DIRECTIVE
Find every line in the records that holds the string "name". Copy each one.

-- EXCERPTED RECORDS start --

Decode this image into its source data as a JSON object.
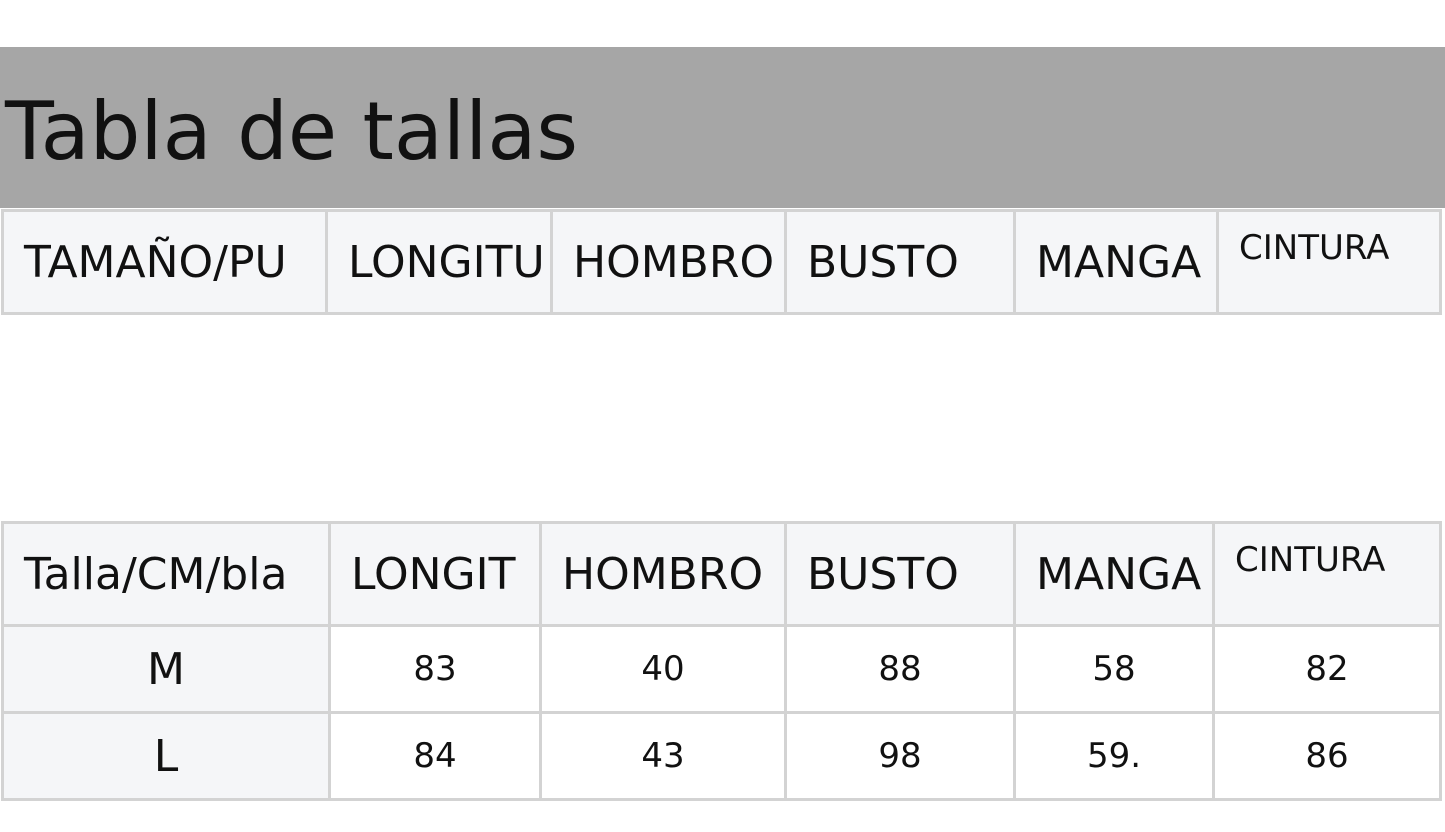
{
  "header": {
    "title": "Tabla de tallas"
  },
  "table1": {
    "header": [
      "TAMAÑO/PU",
      "LONGITU",
      "HOMBRO",
      "BUSTO",
      "MANGA",
      "CINTURA"
    ]
  },
  "table2": {
    "header": [
      "Talla/CM/bla",
      "LONGIT",
      "HOMBRO",
      "BUSTO",
      "MANGA",
      "CINTURA"
    ],
    "rows": [
      [
        "M",
        83,
        40,
        88,
        58,
        82
      ],
      [
        "L",
        84,
        43,
        98,
        "59.",
        86
      ]
    ]
  }
}
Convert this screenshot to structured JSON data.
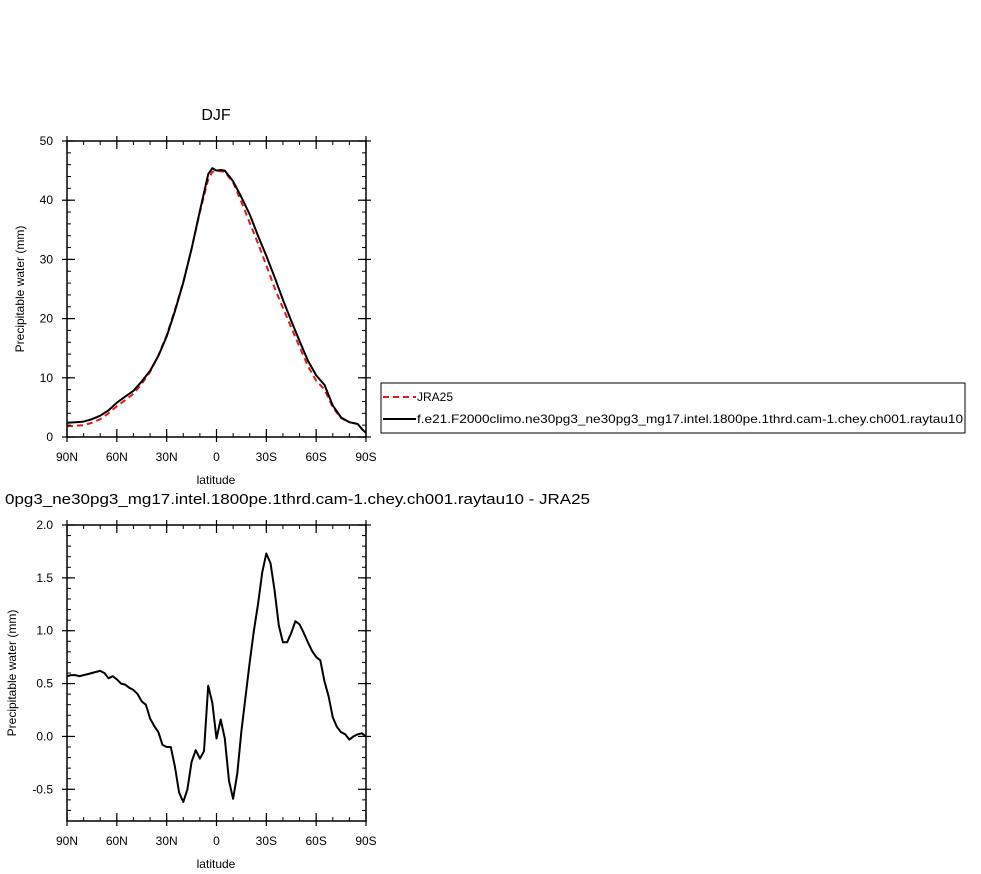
{
  "colors": {
    "jra": "#e31a1c",
    "model": "#000000",
    "axis": "#000000"
  },
  "chart_data": [
    {
      "type": "line",
      "title": "DJF",
      "xlabel": "latitude",
      "ylabel": "Precipitable water (mm)",
      "xlim": [
        90,
        -90
      ],
      "ylim": [
        0,
        50
      ],
      "x_ticks": [
        {
          "value": 90,
          "label": "90N"
        },
        {
          "value": 60,
          "label": "60N"
        },
        {
          "value": 30,
          "label": "30N"
        },
        {
          "value": 0,
          "label": "0"
        },
        {
          "value": -30,
          "label": "30S"
        },
        {
          "value": -60,
          "label": "60S"
        },
        {
          "value": -90,
          "label": "90S"
        }
      ],
      "y_ticks": [
        {
          "value": 0,
          "label": "0"
        },
        {
          "value": 10,
          "label": "10"
        },
        {
          "value": 20,
          "label": "20"
        },
        {
          "value": 30,
          "label": "30"
        },
        {
          "value": 40,
          "label": "40"
        },
        {
          "value": 50,
          "label": "50"
        }
      ],
      "legend": {
        "placement": "right",
        "entries": [
          {
            "label": "JRA25",
            "color": "#e31a1c",
            "dash": true
          },
          {
            "label": "f.e21.F2000climo.ne30pg3_ne30pg3_mg17.intel.1800pe.1thrd.cam-1.chey.ch001.raytau10",
            "color": "#000000",
            "dash": false
          }
        ]
      },
      "series": [
        {
          "name": "JRA25",
          "color": "#e31a1c",
          "dash": true,
          "x": [
            90,
            85,
            80,
            75,
            70,
            65,
            60,
            55,
            50,
            45,
            40,
            35,
            30,
            25,
            20,
            15,
            10,
            5,
            2.5,
            0,
            -2.5,
            -5,
            -10,
            -15,
            -20,
            -25,
            -30,
            -35,
            -40,
            -45,
            -50,
            -55,
            -60,
            -65,
            -70,
            -75,
            -80,
            -85,
            -88,
            -90
          ],
          "y": [
            1.8,
            1.9,
            2.0,
            2.4,
            3.0,
            4.0,
            5.2,
            6.2,
            7.3,
            9.0,
            11.0,
            13.8,
            17.2,
            21.5,
            26.2,
            31.8,
            38.0,
            43.5,
            44.8,
            45.0,
            44.9,
            44.8,
            43.0,
            39.7,
            36.2,
            32.7,
            29.0,
            25.2,
            21.8,
            18.5,
            15.2,
            12.0,
            9.5,
            8.0,
            5.0,
            3.2,
            2.5,
            2.2,
            1.2,
            0.7
          ]
        },
        {
          "name": "f.e21.F2000climo.ne30pg3_ne30pg3_mg17.intel.1800pe.1thrd.cam-1.chey.ch001.raytau10",
          "color": "#000000",
          "dash": false,
          "x": [
            90,
            85,
            80,
            75,
            70,
            65,
            60,
            55,
            50,
            45,
            40,
            35,
            30,
            25,
            20,
            15,
            10,
            5,
            2.5,
            0,
            -2.5,
            -5,
            -10,
            -15,
            -20,
            -25,
            -30,
            -35,
            -40,
            -45,
            -50,
            -55,
            -60,
            -65,
            -70,
            -75,
            -80,
            -85,
            -88,
            -90
          ],
          "y": [
            2.4,
            2.5,
            2.6,
            3.0,
            3.6,
            4.5,
            5.8,
            6.8,
            7.8,
            9.4,
            11.2,
            13.7,
            17.0,
            21.3,
            26.1,
            31.8,
            38.2,
            44.4,
            45.4,
            45.0,
            45.1,
            45.0,
            43.2,
            40.5,
            37.6,
            34.0,
            30.6,
            27.0,
            23.2,
            19.6,
            16.2,
            12.9,
            10.4,
            8.8,
            5.3,
            3.3,
            2.5,
            2.2,
            1.2,
            0.7
          ]
        }
      ]
    },
    {
      "type": "line",
      "title": "0pg3_ne30pg3_mg17.intel.1800pe.1thrd.cam-1.chey.ch001.raytau10 - JRA25",
      "xlabel": "latitude",
      "ylabel": "Precipitable water (mm)",
      "xlim": [
        90,
        -90
      ],
      "ylim": [
        -0.8,
        2.0
      ],
      "x_ticks": [
        {
          "value": 90,
          "label": "90N"
        },
        {
          "value": 60,
          "label": "60N"
        },
        {
          "value": 30,
          "label": "30N"
        },
        {
          "value": 0,
          "label": "0"
        },
        {
          "value": -30,
          "label": "30S"
        },
        {
          "value": -60,
          "label": "60S"
        },
        {
          "value": -90,
          "label": "90S"
        }
      ],
      "y_ticks": [
        {
          "value": -0.5,
          "label": "-0.5"
        },
        {
          "value": 0,
          "label": "0.0"
        },
        {
          "value": 0.5,
          "label": "0.5"
        },
        {
          "value": 1.0,
          "label": "1.0"
        },
        {
          "value": 1.5,
          "label": "1.5"
        },
        {
          "value": 2.0,
          "label": "2.0"
        }
      ],
      "series": [
        {
          "color": "#000000",
          "dash": false,
          "x": [
            90,
            87.5,
            85,
            82.5,
            80,
            77.5,
            75,
            72.5,
            70,
            67.5,
            65,
            62.5,
            60,
            57.5,
            55,
            52.5,
            50,
            47.5,
            45,
            42.5,
            40,
            37.5,
            35,
            32.5,
            30,
            27.5,
            25,
            22.5,
            20,
            17.5,
            15,
            12.5,
            10,
            7.5,
            5,
            2.5,
            0,
            -2.5,
            -5,
            -7.5,
            -10,
            -12.5,
            -15,
            -17.5,
            -20,
            -22.5,
            -25,
            -27.5,
            -30,
            -32.5,
            -35,
            -37.5,
            -40,
            -42.5,
            -45,
            -47.5,
            -50,
            -52.5,
            -55,
            -57.5,
            -60,
            -62.5,
            -65,
            -67.5,
            -70,
            -72.5,
            -75,
            -77.5,
            -80,
            -82.5,
            -85,
            -87.5,
            -90
          ],
          "y": [
            0.57,
            0.58,
            0.58,
            0.57,
            0.58,
            0.59,
            0.6,
            0.61,
            0.62,
            0.6,
            0.55,
            0.57,
            0.54,
            0.5,
            0.49,
            0.46,
            0.44,
            0.4,
            0.33,
            0.3,
            0.17,
            0.1,
            0.04,
            -0.08,
            -0.1,
            -0.1,
            -0.29,
            -0.53,
            -0.62,
            -0.5,
            -0.24,
            -0.13,
            -0.21,
            -0.14,
            0.48,
            0.32,
            -0.02,
            0.16,
            -0.02,
            -0.42,
            -0.59,
            -0.35,
            0.05,
            0.38,
            0.7,
            1.0,
            1.25,
            1.55,
            1.73,
            1.64,
            1.38,
            1.05,
            0.89,
            0.89,
            0.98,
            1.09,
            1.06,
            0.98,
            0.89,
            0.81,
            0.75,
            0.72,
            0.52,
            0.38,
            0.18,
            0.09,
            0.04,
            0.02,
            -0.03,
            0.0,
            0.02,
            0.03,
            0.0
          ]
        }
      ]
    }
  ]
}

-- EXCERPTED RECORDS end --

EXPECTED OUTPUT
          "name": "JRA25",
          "name": "f.e21.F2000climo.ne30pg3_ne30pg3_mg17.intel.1800pe.1thrd.cam-1.chey.ch001.raytau10",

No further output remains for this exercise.